### Entries supplied:
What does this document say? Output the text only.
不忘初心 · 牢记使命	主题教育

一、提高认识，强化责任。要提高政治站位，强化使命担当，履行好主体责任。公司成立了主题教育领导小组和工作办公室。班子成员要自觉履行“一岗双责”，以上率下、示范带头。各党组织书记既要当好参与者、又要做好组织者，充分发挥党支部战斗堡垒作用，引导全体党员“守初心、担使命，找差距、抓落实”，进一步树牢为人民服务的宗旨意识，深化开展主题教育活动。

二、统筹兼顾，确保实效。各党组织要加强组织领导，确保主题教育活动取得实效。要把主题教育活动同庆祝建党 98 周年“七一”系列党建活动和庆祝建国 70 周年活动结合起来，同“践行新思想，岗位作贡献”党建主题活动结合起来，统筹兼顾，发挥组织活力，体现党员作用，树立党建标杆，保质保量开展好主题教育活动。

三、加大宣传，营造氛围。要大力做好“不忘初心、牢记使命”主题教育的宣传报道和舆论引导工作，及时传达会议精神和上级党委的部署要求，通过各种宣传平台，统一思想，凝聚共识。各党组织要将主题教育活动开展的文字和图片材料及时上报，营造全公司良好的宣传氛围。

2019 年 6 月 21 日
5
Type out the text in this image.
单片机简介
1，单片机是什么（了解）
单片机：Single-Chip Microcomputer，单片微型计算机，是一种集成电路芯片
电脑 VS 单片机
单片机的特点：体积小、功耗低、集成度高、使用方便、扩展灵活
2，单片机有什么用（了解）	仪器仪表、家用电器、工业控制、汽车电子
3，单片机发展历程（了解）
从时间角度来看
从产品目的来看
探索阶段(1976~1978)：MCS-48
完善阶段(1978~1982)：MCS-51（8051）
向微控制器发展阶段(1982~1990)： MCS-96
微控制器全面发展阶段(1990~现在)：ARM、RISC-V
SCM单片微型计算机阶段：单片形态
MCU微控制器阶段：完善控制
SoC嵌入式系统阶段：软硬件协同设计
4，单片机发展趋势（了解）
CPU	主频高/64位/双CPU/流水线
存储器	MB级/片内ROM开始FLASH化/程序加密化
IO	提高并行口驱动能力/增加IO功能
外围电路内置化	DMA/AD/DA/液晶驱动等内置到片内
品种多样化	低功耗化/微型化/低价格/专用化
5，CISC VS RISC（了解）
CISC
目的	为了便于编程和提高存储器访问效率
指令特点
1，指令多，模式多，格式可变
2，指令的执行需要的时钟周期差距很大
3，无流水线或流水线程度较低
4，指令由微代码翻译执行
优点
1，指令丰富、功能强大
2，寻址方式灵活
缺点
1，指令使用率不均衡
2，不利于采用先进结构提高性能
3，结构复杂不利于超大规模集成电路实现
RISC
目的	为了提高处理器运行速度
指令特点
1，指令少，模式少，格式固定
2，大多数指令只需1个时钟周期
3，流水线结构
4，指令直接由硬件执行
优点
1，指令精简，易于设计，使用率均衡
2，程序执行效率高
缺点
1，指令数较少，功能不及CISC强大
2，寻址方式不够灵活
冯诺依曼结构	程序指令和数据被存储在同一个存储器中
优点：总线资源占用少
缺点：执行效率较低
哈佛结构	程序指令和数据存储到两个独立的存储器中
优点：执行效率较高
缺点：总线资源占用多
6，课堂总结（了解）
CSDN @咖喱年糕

### Exercise task:
Output all of the material exactly as written.

### Output for this exercise:
What does this document say? Output the text only.
不忘初心 · 牢记使命	主题教育

一、提高认识，强化责任。要提高政治站位，强化使命担当，履行好主体责任。公司成立了主题教育领导小组和工作办公室。班子成员要自觉履行“一岗双责”，以上率下、示范带头。各党组织书记既要当好参与者、又要做好组织者，充分发挥党支部战斗堡垒作用，引导全体党员“守初心、担使命，找差距、抓落实”，进一步树牢为人民服务的宗旨意识，深化开展主题教育活动。

二、统筹兼顾，确保实效。各党组织要加强组织领导，确保主题教育活动取得实效。要把主题教育活动同庆祝建党 98 周年“七一”系列党建活动和庆祝建国 70 周年活动结合起来，同“践行新思想，岗位作贡献”党建主题活动结合起来，统筹兼顾，发挥组织活力，体现党员作用，树立党建标杆，保质保量开展好主题教育活动。

三、加大宣传，营造氛围。要大力做好“不忘初心、牢记使命”主题教育的宣传报道和舆论引导工作，及时传达会议精神和上级党委的部署要求，通过各种宣传平台，统一思想，凝聚共识。各党组织要将主题教育活动开展的文字和图片材料及时上报，营造全公司良好的宣传氛围。

2019 年 6 月 21 日
5
Type out the text in this image.
单片机简介
1，单片机是什么（了解）
单片机：Single-Chip Microcomputer，单片微型计算机，是一种集成电路芯片
电脑 VS 单片机
单片机的特点：体积小、功耗低、集成度高、使用方便、扩展灵活
2，单片机有什么用（了解）	仪器仪表、家用电器、工业控制、汽车电子
3，单片机发展历程（了解）
从时间角度来看
从产品目的来看
探索阶段(1976~1978)：MCS-48
完善阶段(1978~1982)：MCS-51（8051）
向微控制器发展阶段(1982~1990)： MCS-96
微控制器全面发展阶段(1990~现在)：ARM、RISC-V
SCM单片微型计算机阶段：单片形态
MCU微控制器阶段：完善控制
SoC嵌入式系统阶段：软硬件协同设计
4，单片机发展趋势（了解）
CPU	主频高/64位/双CPU/流水线
存储器	MB级/片内ROM开始FLASH化/程序加密化
IO	提高并行口驱动能力/增加IO功能
外围电路内置化	DMA/AD/DA/液晶驱动等内置到片内
品种多样化	低功耗化/微型化/低价格/专用化
5，CISC VS RISC（了解）
CISC
目的	为了便于编程和提高存储器访问效率
指令特点
1，指令多，模式多，格式可变
2，指令的执行需要的时钟周期差距很大
3，无流水线或流水线程度较低
4，指令由微代码翻译执行
优点
1，指令丰富、功能强大
2，寻址方式灵活
缺点
1，指令使用率不均衡
2，不利于采用先进结构提高性能
3，结构复杂不利于超大规模集成电路实现
RISC
目的	为了提高处理器运行速度
指令特点
1，指令少，模式少，格式固定
2，大多数指令只需1个时钟周期
3，流水线结构
4，指令直接由硬件执行
优点
1，指令精简，易于设计，使用率均衡
2，程序执行效率高
缺点
1，指令数较少，功能不及CISC强大
2，寻址方式不够灵活
冯诺依曼结构	程序指令和数据被存储在同一个存储器中
优点：总线资源占用少
缺点：执行效率较低
哈佛结构	程序指令和数据存储到两个独立的存储器中
优点：执行效率较高
缺点：总线资源占用多
6，课堂总结（了解）
CSDN @咖喱年糕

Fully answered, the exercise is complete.